* [EXERCISE GOAL]:
Scan the lines below for the word "emit". Copy each line you find it in.

[Extracted records]
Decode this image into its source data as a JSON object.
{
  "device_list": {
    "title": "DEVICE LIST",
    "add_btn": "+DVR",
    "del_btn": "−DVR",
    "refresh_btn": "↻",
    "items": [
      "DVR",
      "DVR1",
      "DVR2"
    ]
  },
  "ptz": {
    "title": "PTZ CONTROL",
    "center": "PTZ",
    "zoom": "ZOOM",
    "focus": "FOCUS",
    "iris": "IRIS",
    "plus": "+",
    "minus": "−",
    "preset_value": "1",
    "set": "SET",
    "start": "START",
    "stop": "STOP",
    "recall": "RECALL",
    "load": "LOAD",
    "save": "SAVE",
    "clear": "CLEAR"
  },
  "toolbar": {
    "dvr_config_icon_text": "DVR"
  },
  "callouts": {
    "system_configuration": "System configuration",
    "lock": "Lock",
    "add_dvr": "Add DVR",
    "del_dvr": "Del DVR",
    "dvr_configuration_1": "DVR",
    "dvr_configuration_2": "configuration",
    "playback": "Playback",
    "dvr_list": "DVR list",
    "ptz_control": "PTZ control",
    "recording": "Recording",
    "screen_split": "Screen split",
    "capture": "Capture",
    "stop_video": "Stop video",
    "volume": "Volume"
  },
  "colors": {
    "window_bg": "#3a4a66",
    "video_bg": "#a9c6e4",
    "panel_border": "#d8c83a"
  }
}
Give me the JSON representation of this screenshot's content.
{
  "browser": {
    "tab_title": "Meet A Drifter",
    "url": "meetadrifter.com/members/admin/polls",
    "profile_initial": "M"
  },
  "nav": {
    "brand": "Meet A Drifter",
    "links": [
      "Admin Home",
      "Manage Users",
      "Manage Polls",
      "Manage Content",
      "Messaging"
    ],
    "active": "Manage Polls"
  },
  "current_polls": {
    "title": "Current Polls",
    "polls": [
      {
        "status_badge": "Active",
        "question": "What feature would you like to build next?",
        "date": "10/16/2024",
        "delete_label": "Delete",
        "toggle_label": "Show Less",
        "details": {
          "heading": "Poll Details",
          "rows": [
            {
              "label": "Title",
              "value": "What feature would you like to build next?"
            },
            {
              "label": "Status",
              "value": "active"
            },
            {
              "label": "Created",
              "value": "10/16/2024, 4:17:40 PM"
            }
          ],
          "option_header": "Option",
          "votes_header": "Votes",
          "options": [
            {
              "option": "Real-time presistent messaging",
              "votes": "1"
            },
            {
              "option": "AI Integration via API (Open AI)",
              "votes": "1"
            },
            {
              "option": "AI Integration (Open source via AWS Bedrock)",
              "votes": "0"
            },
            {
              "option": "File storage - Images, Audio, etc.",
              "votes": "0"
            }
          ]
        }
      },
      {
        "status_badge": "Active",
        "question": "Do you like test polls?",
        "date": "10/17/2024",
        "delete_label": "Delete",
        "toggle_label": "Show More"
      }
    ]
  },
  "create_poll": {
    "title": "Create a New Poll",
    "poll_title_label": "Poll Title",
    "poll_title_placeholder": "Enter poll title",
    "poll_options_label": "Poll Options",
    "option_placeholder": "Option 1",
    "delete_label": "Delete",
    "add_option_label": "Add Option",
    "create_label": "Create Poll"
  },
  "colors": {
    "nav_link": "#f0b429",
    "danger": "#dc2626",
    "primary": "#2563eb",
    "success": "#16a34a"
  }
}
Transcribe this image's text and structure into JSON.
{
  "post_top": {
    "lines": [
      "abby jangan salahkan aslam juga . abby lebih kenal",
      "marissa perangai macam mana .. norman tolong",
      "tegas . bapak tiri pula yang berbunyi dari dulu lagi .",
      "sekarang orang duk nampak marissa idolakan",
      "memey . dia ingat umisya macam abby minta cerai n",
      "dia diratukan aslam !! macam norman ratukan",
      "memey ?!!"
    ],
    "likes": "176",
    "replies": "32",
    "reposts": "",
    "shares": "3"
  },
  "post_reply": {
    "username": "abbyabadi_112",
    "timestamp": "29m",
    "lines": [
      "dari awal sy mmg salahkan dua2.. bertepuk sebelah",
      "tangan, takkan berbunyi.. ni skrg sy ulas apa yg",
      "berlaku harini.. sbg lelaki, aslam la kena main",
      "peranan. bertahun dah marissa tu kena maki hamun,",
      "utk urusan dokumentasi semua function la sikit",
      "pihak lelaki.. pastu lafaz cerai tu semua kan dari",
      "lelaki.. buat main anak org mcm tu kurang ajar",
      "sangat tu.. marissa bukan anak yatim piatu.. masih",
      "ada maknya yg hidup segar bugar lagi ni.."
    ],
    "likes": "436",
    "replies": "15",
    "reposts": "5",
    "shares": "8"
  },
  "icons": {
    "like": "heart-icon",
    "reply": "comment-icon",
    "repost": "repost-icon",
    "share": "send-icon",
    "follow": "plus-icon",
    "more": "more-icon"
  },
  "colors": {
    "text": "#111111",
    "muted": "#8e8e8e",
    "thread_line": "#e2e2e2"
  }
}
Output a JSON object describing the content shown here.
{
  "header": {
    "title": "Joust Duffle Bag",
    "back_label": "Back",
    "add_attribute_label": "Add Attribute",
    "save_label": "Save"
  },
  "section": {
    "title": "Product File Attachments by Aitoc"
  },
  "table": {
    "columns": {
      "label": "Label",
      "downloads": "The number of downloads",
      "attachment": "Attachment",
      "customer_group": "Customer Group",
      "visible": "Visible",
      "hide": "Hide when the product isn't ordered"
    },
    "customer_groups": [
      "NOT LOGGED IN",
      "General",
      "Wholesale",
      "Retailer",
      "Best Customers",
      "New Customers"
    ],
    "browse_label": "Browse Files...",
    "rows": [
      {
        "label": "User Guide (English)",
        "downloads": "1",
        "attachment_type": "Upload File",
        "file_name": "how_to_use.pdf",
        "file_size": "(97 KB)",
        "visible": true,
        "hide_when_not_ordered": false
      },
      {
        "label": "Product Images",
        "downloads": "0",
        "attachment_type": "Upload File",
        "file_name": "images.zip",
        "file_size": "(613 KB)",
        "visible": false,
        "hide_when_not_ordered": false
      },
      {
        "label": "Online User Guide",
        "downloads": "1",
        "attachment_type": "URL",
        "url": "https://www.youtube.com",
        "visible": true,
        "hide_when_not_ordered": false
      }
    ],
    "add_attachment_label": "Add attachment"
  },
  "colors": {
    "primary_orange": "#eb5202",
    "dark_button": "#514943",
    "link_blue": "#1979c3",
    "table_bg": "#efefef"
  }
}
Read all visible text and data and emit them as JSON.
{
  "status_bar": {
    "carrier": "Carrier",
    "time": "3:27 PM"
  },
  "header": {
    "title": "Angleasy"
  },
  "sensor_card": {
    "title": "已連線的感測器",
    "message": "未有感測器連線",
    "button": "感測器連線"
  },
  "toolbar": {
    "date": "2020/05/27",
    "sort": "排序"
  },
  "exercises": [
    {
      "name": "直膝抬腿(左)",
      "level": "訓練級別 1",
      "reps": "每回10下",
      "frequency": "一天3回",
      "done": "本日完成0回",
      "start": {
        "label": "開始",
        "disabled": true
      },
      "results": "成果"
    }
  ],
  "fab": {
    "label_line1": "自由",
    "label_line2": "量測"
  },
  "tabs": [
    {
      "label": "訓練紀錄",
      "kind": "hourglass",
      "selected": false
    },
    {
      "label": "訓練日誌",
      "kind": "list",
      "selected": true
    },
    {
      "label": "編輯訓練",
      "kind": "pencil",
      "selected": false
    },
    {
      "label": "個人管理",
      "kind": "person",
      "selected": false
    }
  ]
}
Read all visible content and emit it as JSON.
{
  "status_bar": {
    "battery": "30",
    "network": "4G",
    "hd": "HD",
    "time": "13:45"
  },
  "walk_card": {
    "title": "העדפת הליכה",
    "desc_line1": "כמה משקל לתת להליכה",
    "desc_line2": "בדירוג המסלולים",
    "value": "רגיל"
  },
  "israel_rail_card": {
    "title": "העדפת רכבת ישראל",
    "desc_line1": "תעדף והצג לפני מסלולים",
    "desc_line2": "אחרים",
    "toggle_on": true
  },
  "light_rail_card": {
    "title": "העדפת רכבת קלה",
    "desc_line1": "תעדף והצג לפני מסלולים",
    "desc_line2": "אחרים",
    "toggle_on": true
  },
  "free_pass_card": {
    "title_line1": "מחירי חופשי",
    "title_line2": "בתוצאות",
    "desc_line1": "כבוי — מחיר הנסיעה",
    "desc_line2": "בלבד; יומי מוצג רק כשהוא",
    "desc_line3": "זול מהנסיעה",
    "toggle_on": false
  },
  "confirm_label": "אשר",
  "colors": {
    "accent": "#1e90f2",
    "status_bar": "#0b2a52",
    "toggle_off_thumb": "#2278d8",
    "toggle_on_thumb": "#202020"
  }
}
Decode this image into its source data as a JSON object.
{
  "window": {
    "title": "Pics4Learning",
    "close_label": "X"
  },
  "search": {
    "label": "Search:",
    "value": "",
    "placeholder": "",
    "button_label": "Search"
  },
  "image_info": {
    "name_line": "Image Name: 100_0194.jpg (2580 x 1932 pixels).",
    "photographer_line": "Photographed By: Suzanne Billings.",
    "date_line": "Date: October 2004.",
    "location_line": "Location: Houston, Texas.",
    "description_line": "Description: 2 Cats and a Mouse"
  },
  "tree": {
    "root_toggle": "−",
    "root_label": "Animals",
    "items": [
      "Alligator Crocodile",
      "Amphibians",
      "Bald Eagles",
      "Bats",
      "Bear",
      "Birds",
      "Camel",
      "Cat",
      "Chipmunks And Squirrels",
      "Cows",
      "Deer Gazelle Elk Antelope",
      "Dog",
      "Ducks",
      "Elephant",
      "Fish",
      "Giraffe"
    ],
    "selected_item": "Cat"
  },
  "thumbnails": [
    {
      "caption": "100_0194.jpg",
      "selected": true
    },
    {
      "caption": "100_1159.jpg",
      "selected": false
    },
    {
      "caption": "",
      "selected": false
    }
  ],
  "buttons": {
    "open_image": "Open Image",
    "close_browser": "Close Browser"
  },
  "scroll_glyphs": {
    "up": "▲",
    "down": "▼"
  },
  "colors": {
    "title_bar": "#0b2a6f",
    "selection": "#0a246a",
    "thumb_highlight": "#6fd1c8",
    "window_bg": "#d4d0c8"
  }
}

* [COMPLETE RESPONSE]:
Read all visible text and data and emit them as JSON.
Read all visible content and emit it as JSON.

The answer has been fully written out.